_GIVEN RECORDS_
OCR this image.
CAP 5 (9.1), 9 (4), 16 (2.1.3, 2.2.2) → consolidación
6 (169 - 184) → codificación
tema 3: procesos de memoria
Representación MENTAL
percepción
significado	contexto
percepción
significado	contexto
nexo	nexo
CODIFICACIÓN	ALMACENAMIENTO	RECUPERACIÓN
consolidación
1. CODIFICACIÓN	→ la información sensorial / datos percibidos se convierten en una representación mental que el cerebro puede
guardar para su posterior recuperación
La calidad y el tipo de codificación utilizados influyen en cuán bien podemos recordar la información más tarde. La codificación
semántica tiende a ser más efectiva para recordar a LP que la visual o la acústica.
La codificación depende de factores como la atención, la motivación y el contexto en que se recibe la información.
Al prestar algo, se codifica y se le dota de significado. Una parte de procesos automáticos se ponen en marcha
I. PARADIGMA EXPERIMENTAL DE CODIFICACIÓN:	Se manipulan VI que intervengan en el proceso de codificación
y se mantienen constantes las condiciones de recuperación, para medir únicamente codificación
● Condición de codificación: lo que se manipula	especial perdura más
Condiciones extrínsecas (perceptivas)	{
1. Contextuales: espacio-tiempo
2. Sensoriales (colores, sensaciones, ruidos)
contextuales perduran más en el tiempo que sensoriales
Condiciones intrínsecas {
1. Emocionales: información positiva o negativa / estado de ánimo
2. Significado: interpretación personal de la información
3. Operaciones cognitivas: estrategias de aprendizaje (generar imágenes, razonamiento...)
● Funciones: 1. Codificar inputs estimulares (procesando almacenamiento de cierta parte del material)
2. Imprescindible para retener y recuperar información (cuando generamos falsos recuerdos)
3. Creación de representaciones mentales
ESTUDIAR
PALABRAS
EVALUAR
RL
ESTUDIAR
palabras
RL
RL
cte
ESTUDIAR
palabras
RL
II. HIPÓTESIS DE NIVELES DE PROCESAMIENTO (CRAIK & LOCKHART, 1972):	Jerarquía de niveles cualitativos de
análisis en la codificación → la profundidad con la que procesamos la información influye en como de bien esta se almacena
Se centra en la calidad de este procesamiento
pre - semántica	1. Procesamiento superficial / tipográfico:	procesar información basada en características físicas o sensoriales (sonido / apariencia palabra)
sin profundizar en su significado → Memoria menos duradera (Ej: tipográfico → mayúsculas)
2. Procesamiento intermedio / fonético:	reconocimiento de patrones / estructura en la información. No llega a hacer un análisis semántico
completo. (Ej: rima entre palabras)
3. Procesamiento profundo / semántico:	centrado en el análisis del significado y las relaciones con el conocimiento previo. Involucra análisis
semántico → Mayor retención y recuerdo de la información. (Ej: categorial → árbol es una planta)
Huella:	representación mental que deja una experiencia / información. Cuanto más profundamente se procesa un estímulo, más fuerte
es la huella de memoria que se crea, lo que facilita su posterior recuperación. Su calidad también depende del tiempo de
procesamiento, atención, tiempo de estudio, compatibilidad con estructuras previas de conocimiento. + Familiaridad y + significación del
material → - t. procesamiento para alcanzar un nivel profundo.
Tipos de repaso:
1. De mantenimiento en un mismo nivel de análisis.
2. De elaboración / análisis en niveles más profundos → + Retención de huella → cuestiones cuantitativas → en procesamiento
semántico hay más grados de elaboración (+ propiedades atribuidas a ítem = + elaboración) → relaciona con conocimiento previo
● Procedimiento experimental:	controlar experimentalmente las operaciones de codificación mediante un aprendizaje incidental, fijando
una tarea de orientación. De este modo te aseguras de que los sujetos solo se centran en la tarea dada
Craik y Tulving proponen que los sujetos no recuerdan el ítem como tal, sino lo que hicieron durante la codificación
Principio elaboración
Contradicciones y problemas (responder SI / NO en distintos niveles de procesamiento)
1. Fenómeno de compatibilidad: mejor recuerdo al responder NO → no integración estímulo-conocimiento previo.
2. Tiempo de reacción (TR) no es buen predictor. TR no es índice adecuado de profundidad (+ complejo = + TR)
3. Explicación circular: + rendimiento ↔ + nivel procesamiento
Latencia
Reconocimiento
==
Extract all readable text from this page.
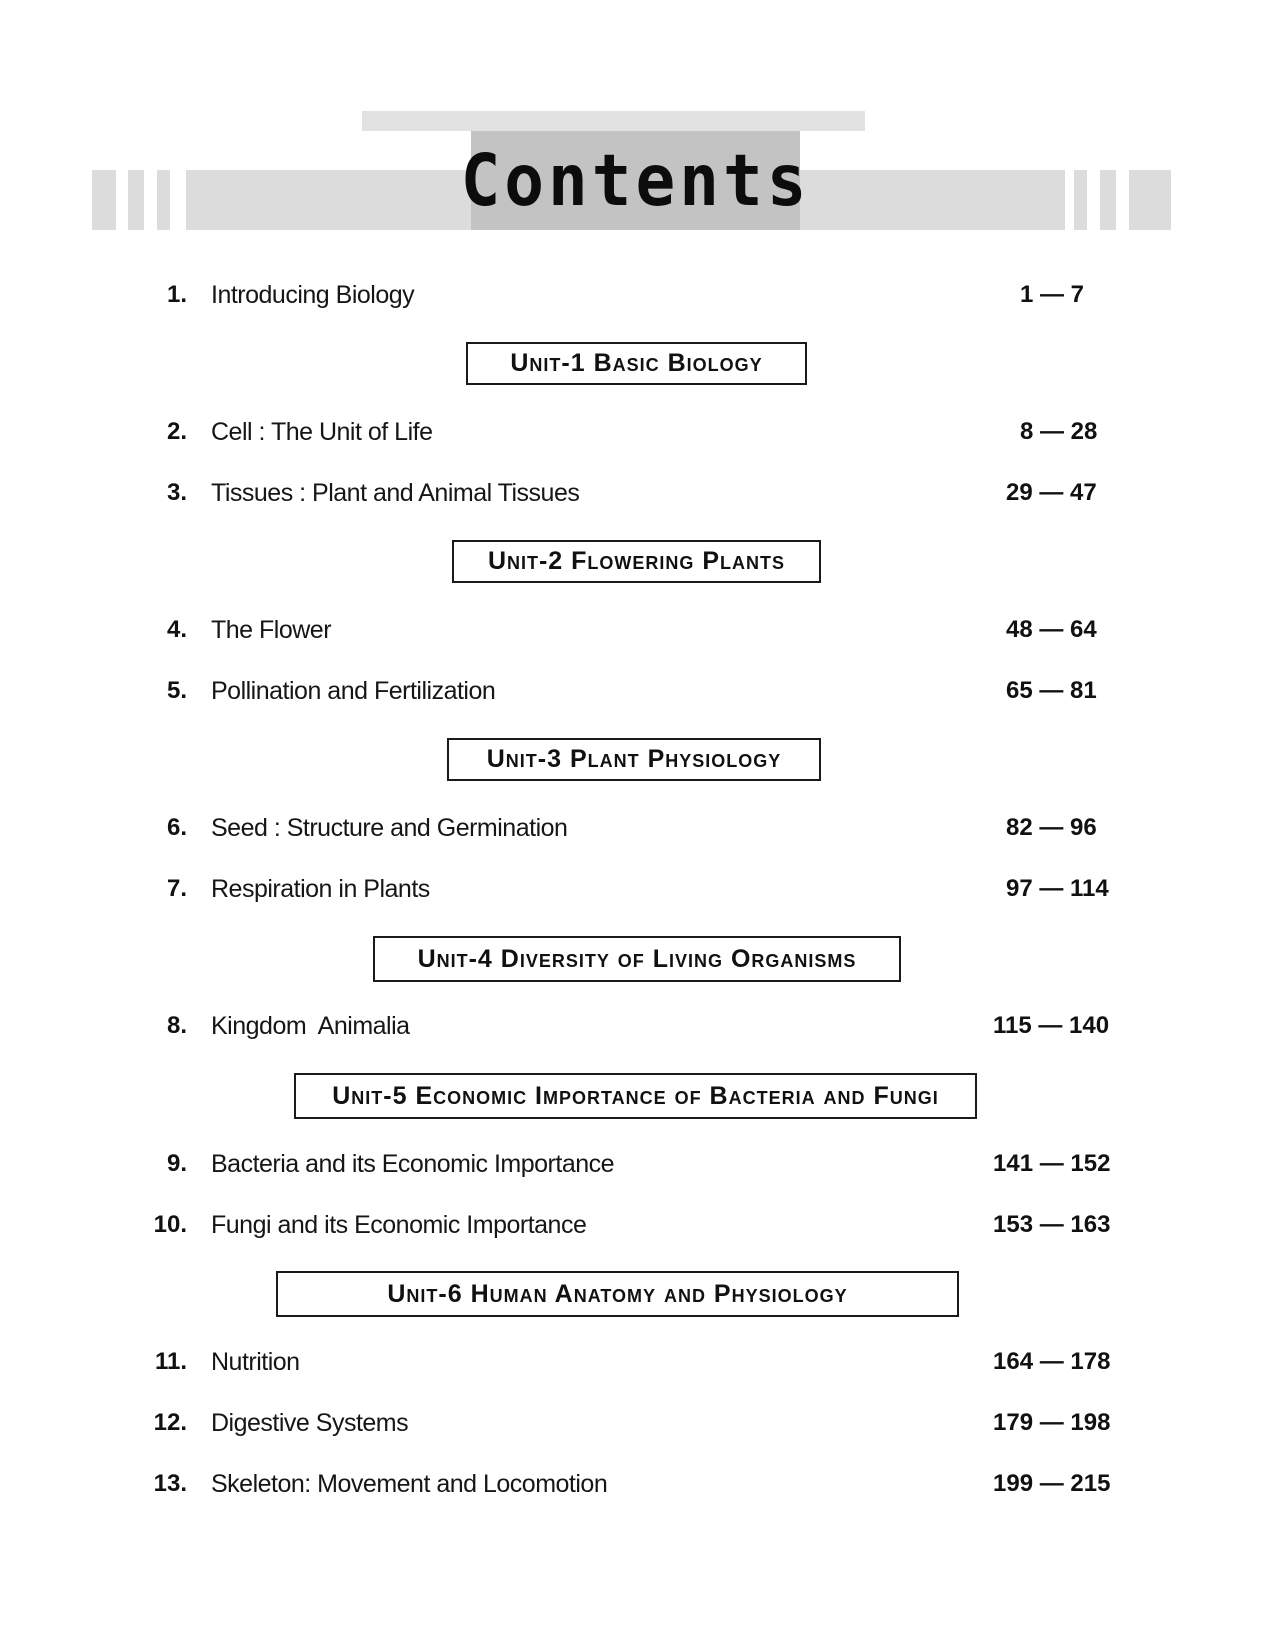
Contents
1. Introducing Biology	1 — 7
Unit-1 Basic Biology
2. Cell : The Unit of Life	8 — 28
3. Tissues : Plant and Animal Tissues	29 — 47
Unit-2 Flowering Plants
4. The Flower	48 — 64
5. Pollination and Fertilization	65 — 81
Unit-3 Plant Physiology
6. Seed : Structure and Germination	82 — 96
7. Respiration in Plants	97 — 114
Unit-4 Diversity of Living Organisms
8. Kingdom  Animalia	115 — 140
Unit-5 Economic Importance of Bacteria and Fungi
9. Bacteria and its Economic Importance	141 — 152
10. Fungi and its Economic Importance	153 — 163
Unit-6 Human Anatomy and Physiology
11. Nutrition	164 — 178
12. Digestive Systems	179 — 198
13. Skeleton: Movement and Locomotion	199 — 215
--
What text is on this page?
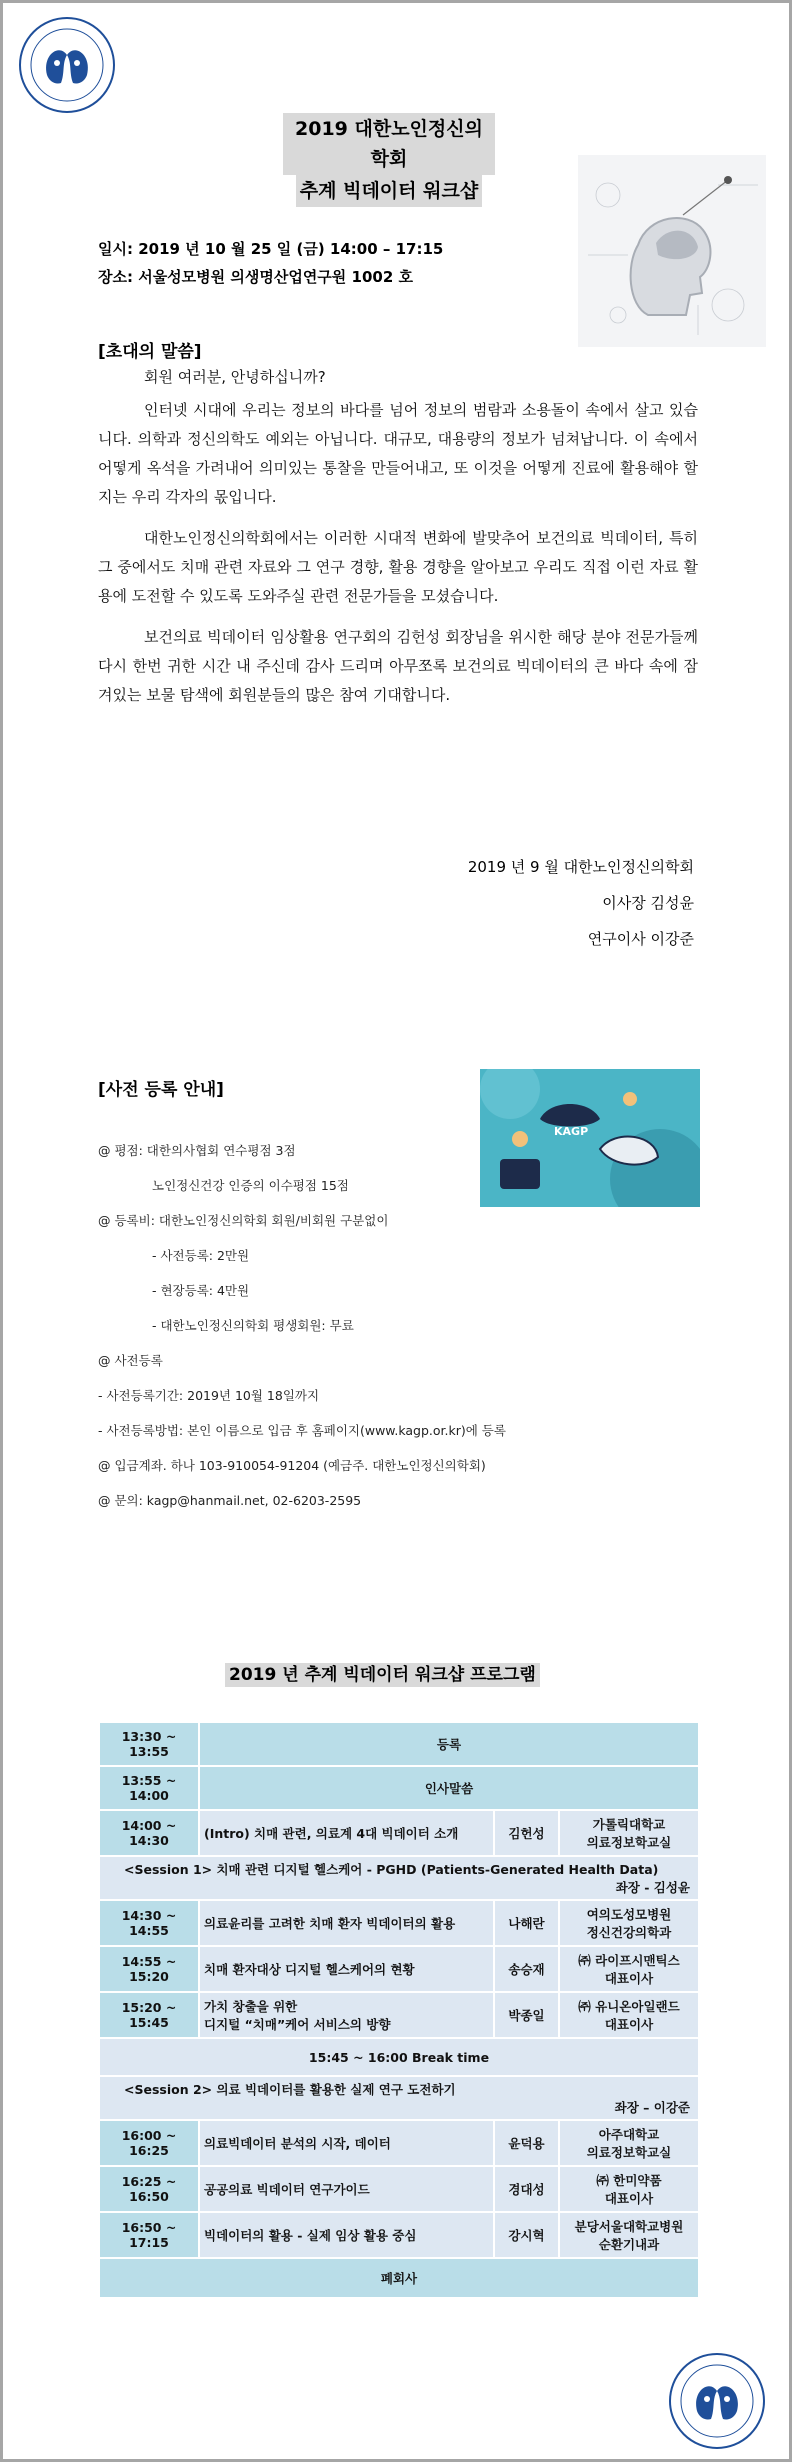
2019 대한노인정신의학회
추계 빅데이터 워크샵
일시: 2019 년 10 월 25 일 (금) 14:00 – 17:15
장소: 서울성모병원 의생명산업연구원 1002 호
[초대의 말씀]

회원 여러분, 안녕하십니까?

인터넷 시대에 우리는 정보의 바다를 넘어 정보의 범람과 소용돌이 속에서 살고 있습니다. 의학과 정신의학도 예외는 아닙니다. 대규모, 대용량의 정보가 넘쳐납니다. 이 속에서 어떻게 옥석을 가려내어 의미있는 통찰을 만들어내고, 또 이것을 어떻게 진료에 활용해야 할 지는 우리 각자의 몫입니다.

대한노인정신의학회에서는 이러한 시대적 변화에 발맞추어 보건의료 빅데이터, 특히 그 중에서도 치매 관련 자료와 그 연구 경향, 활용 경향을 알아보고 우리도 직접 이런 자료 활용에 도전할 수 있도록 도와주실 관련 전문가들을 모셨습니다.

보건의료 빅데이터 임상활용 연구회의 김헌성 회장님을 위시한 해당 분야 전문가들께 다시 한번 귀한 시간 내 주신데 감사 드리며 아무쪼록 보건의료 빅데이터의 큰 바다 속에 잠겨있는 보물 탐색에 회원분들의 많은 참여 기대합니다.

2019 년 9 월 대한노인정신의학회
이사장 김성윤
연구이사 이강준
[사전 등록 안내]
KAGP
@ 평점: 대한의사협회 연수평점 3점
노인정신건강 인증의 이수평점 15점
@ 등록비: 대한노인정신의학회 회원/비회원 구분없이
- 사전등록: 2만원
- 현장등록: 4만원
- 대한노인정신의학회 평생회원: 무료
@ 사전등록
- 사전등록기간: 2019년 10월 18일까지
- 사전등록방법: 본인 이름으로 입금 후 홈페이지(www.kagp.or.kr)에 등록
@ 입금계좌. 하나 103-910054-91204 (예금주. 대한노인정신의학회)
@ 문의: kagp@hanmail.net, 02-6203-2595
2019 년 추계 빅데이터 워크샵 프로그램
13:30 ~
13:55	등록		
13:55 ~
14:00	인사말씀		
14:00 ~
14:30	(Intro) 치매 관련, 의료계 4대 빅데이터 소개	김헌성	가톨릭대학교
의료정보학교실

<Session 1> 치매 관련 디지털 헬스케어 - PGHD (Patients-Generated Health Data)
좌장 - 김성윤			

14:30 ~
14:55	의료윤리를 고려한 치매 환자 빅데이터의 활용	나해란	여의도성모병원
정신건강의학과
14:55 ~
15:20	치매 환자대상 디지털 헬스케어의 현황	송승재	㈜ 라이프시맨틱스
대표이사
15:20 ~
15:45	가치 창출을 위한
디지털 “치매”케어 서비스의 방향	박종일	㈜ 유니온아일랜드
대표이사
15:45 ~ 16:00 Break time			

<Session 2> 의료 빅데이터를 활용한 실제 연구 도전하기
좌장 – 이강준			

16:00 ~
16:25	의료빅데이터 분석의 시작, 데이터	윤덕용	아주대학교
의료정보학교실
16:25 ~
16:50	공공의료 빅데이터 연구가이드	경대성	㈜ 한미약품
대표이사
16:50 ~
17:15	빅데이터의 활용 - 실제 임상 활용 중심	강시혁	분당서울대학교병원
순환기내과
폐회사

_AIM OF THE TASK_
Answer with one number, namely how many lines in the records contain the string "este".

_WRITTEN ANSWER_
2